THE TASK
Search the material below for the word "support". Copy every line that has it.

INFORMATION PROVIDED
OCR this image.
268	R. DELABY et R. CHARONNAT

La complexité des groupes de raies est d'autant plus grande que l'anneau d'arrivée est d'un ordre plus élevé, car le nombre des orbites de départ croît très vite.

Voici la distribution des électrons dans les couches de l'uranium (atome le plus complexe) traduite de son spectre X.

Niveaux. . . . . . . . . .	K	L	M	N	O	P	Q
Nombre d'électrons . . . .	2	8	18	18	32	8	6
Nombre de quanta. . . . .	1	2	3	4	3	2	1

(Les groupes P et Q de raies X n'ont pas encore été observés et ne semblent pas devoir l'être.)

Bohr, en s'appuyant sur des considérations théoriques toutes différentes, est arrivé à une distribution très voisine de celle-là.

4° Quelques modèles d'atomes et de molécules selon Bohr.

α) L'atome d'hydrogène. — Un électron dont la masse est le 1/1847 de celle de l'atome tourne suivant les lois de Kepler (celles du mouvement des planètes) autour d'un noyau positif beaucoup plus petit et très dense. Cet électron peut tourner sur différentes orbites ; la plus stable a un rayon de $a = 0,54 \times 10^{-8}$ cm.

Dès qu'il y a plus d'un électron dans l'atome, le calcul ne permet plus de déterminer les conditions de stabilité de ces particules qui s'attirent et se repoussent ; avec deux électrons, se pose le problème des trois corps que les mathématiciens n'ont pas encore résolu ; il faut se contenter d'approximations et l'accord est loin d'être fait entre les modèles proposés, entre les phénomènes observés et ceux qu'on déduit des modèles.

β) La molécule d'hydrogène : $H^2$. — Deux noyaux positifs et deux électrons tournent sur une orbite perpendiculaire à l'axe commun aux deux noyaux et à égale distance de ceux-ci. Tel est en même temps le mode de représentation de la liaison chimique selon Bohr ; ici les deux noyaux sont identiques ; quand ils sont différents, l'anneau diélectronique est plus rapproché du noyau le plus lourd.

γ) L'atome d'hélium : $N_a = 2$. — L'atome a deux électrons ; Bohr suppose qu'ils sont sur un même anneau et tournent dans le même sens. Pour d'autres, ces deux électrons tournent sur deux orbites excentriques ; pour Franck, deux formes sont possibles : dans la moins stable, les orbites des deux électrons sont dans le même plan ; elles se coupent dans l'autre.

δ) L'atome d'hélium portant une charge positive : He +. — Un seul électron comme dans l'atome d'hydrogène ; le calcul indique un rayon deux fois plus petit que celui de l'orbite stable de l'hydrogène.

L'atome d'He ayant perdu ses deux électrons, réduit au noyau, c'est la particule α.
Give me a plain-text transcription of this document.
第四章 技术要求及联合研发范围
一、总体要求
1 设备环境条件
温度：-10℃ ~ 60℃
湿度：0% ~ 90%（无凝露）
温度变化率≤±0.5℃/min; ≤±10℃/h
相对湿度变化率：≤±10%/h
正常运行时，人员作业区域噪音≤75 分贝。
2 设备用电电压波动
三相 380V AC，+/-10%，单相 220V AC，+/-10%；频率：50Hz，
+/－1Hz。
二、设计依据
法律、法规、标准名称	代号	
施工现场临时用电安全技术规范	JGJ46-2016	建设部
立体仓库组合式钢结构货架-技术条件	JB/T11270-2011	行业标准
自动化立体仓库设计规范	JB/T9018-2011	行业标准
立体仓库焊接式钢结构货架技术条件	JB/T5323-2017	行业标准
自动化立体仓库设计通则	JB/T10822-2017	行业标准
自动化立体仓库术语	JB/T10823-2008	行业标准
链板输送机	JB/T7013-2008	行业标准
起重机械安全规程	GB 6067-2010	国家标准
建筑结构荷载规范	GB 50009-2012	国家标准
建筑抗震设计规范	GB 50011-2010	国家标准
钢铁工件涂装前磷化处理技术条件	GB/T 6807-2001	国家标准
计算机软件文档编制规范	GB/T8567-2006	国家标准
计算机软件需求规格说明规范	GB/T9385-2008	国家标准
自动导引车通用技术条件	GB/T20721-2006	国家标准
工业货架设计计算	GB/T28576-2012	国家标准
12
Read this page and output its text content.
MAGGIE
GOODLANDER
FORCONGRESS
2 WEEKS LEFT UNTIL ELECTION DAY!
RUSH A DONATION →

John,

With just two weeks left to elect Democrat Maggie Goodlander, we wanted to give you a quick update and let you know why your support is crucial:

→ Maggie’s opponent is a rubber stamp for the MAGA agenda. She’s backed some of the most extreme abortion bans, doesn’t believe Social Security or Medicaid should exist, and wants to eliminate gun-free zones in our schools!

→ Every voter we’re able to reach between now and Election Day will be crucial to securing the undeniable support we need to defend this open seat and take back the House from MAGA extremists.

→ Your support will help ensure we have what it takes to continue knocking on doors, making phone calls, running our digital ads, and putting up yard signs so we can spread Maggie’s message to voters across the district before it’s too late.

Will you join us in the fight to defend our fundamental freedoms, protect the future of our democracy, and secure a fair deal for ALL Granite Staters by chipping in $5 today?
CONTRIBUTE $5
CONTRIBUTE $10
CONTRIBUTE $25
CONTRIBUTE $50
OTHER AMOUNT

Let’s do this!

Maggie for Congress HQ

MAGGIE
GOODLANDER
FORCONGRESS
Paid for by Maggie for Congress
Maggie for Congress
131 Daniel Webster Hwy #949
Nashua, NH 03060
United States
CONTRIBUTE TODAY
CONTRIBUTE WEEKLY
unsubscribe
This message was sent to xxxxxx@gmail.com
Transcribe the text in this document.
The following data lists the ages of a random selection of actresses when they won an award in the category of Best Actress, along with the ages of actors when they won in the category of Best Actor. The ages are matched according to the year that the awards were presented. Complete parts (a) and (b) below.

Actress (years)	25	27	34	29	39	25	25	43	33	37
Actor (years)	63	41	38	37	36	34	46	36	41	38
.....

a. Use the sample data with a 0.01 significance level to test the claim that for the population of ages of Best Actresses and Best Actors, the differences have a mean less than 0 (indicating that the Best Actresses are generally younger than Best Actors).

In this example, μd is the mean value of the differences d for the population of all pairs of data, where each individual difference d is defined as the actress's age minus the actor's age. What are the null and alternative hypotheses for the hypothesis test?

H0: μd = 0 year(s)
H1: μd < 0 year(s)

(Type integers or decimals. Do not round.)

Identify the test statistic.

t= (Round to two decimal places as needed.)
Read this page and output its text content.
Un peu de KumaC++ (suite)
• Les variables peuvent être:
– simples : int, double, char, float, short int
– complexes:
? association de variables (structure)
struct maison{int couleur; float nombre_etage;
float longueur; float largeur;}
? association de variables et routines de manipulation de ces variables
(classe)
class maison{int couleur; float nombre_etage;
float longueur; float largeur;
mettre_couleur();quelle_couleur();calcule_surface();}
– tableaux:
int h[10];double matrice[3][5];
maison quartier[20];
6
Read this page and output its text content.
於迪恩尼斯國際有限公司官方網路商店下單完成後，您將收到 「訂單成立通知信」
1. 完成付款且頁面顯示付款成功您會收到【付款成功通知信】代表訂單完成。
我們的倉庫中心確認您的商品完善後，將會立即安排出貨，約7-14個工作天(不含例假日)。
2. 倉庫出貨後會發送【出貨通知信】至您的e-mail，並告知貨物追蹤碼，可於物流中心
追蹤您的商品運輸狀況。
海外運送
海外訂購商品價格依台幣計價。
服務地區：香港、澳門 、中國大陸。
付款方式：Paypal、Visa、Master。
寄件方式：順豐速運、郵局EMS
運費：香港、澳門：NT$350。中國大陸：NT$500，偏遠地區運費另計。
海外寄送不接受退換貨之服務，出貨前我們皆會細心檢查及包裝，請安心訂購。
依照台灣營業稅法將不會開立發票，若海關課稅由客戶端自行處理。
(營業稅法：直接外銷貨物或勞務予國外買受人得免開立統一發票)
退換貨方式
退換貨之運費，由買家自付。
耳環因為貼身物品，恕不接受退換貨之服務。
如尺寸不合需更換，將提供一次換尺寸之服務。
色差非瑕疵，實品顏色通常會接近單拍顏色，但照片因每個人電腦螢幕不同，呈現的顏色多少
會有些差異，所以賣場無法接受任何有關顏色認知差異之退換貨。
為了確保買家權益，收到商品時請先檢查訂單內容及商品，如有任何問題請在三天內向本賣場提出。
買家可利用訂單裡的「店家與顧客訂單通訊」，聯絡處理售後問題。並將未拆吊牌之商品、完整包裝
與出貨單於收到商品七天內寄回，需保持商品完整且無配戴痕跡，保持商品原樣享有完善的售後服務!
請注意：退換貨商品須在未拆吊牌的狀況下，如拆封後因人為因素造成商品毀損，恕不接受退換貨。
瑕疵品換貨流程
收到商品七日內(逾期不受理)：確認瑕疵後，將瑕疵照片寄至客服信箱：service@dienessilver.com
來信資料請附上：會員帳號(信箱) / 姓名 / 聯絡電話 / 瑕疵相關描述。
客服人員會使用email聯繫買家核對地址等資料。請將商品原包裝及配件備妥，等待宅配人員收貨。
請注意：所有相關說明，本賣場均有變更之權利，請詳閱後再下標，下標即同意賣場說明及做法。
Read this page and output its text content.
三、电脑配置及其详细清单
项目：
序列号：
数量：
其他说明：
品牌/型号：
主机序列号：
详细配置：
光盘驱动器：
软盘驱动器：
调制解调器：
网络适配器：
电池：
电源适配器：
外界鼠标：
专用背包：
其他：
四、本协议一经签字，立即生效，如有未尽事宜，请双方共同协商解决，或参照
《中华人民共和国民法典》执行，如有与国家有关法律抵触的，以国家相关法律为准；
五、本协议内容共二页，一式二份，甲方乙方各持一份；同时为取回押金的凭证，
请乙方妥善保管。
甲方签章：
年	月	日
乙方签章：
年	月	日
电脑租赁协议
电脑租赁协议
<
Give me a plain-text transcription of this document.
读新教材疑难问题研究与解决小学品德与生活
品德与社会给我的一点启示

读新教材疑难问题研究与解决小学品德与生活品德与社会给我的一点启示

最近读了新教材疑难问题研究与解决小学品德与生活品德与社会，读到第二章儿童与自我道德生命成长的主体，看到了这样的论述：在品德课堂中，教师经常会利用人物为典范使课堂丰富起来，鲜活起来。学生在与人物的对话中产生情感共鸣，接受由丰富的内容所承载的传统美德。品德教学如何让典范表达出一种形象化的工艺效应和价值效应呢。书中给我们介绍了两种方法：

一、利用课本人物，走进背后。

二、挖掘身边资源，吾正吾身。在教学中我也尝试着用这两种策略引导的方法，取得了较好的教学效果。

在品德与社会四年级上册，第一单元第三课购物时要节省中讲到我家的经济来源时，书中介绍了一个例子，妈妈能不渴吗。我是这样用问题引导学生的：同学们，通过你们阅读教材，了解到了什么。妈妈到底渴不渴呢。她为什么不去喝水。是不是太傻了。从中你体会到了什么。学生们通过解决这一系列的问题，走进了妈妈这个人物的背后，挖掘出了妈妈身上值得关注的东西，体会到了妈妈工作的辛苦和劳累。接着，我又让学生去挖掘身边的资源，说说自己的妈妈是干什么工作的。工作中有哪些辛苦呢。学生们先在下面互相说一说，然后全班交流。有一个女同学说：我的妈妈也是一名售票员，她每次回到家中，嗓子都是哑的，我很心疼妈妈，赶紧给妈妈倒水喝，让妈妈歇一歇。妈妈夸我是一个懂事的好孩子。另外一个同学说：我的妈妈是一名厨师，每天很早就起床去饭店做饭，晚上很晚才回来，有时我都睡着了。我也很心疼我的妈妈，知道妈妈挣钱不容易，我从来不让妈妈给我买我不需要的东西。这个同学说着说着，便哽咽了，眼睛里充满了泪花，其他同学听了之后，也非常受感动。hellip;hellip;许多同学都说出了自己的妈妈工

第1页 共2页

TASK SOLUTION
With just two weeks left to elect Democrat Maggie Goodlander, we wanted to give you a quick update and let you know why your support is crucial:
→ Every voter we’re able to reach between now and Election Day will be crucial to securing the undeniable support we need to defend this open seat and take back the House from MAGA extremists.
→ Your support will help ensure we have what it takes to continue knocking on doors, making phone calls, running our digital ads, and putting up yard signs so we can spread Maggie’s message to voters across the district before it’s too late.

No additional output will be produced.